Given passage.
************

Play: “The Baltimore Waltz”
Group: Muddy Waters Theatre
Venue: Kranzberg Black Box Theatre, Big Brothers Big Sisters Bldg, 501 North Grand
Dates: March 11, 12, 13, 18, 19, 20
Tickets: $25; contact 314-799-8399 or http://www.muddywaterstheatre.com">www.muddywaterstheatre.com
Story: Anna and her brother Carl are taking a long-awaited vacation to Europe. It’s not exactly a celebration, though: Anna has been diagnosed with the dreaded ATD (Acquired Toilet Disease), which she has contracted from a toilet seat at the elementary school where she teaches. It’s a non-contagious but fatal affliction, and so the somewhat sheltered Anna decides to take that trip to Europe and to have casual sex with as many men as possible. After all, the only ‘foreign’ place she’s ever seen is Baltimore and the Johns Hopkins Medical Center.
Carl, who recently has lost his job as a librarian for the City of San Francisco library system, joins her on her frenzied quest. Oddly, Carl, who is gay, makes the sojourn dressed only in pajamas and a trenchcoat. Along the way, Anna and Carl meet a variety of bizarre men, some of whom have a peculiar similarity to characters from the classic spy film, “The Third Man.” Can Carl help his sister enjoy her final days? And why is he carrying a stuffed rabbit from city to city? What exactly is occurring?

************

Provided information.
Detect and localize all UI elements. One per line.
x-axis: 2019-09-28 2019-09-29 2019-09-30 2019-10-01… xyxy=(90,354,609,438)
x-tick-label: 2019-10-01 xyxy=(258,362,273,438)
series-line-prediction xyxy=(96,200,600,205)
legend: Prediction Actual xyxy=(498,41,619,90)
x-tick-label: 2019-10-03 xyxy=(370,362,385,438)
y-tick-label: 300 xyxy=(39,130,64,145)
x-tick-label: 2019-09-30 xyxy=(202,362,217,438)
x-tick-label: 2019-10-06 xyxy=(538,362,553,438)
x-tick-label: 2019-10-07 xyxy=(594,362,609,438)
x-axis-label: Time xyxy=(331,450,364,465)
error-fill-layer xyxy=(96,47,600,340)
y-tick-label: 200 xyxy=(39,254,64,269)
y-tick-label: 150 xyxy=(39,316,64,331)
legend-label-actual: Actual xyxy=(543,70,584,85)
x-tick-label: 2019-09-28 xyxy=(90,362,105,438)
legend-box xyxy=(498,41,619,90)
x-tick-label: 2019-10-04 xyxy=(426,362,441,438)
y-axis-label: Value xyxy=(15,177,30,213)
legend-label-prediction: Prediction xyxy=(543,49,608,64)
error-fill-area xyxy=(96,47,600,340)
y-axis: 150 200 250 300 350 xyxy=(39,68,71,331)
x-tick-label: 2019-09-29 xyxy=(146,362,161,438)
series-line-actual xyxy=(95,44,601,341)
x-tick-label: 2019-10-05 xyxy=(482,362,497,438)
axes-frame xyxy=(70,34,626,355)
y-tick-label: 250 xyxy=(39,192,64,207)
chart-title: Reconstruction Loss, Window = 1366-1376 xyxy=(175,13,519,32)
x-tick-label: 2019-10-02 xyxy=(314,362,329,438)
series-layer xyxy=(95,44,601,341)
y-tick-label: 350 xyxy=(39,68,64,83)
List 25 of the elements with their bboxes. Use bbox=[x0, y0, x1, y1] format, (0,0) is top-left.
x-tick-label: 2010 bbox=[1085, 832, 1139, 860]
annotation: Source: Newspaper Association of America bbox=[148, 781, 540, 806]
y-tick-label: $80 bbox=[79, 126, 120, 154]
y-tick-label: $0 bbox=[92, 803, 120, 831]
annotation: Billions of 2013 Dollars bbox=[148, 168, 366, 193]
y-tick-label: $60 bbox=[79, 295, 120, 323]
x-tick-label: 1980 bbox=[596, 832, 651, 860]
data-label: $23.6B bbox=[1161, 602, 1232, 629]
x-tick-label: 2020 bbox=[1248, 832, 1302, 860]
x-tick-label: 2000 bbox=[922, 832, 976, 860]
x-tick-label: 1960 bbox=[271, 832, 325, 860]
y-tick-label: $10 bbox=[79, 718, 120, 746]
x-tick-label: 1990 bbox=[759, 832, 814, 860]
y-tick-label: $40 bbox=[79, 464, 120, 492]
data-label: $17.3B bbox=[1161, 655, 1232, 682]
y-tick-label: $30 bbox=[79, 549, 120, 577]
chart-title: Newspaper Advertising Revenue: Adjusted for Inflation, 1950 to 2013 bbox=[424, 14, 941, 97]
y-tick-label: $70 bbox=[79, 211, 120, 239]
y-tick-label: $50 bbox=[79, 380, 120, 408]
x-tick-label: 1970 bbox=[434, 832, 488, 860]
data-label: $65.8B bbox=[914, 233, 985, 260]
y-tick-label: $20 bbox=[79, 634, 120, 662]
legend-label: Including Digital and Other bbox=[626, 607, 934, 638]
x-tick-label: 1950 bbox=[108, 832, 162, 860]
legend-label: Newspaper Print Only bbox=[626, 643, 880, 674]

************

Problems to solve.
a - Answer these questions from the listing for "The Baltimore Waltz":
(i) At which venue is the play staged?
(ii) Where did Anna contract ATD?
(iii) What job did Carl recently lose?
b - Resume the listing for "The Baltimore Waltz" after its final sentence.

Task-by-task answers.
a -
(i) Kranzberg Black Box Theatre, Big Brothers Big Sisters Bldg, 501 North Grand.
(ii) From a toilet seat at the elementary school where she teaches.
(iii) Librarian for the City of San Francisco library system.

b -
Highlights: Paula Vogel is the literary source for the 2011 season of Muddy Waters Theatre Company, which focuses each year on the works of a single playwright. This particular effort garnered Vogel an Obie Award in 1992 for Best New American Play. The one-act comedy is brief, offbeat and whimsical as well as poignant in its homage to Vogel’s gay brother Carl, who died of AIDS in 1988.
Director Jerry McAdams keeps the Muddy Waters production sailing briskly through its series of comic vignettes and benefits from fine performances from his trio of players, who capture the essence of Vogel’s affecting script, which measures out her personal heartache concerning her brother’s death with raunchy humor that masks the tragedy beneath.
Other Info: The company makes a mistake in setting the story in “present-day Baltimore.” References to President Obama’s children just don’t make sense in the way they would have in 1990, when the story was written and originally set, because a gay man being fired while urging children to make pink triangles doesn’t have the same impact today that it did two decades ago. Why mess with the script? Perhaps it’s a bit dated now, but better to leave it in its original setting, to be appreciated for what society was like in that era.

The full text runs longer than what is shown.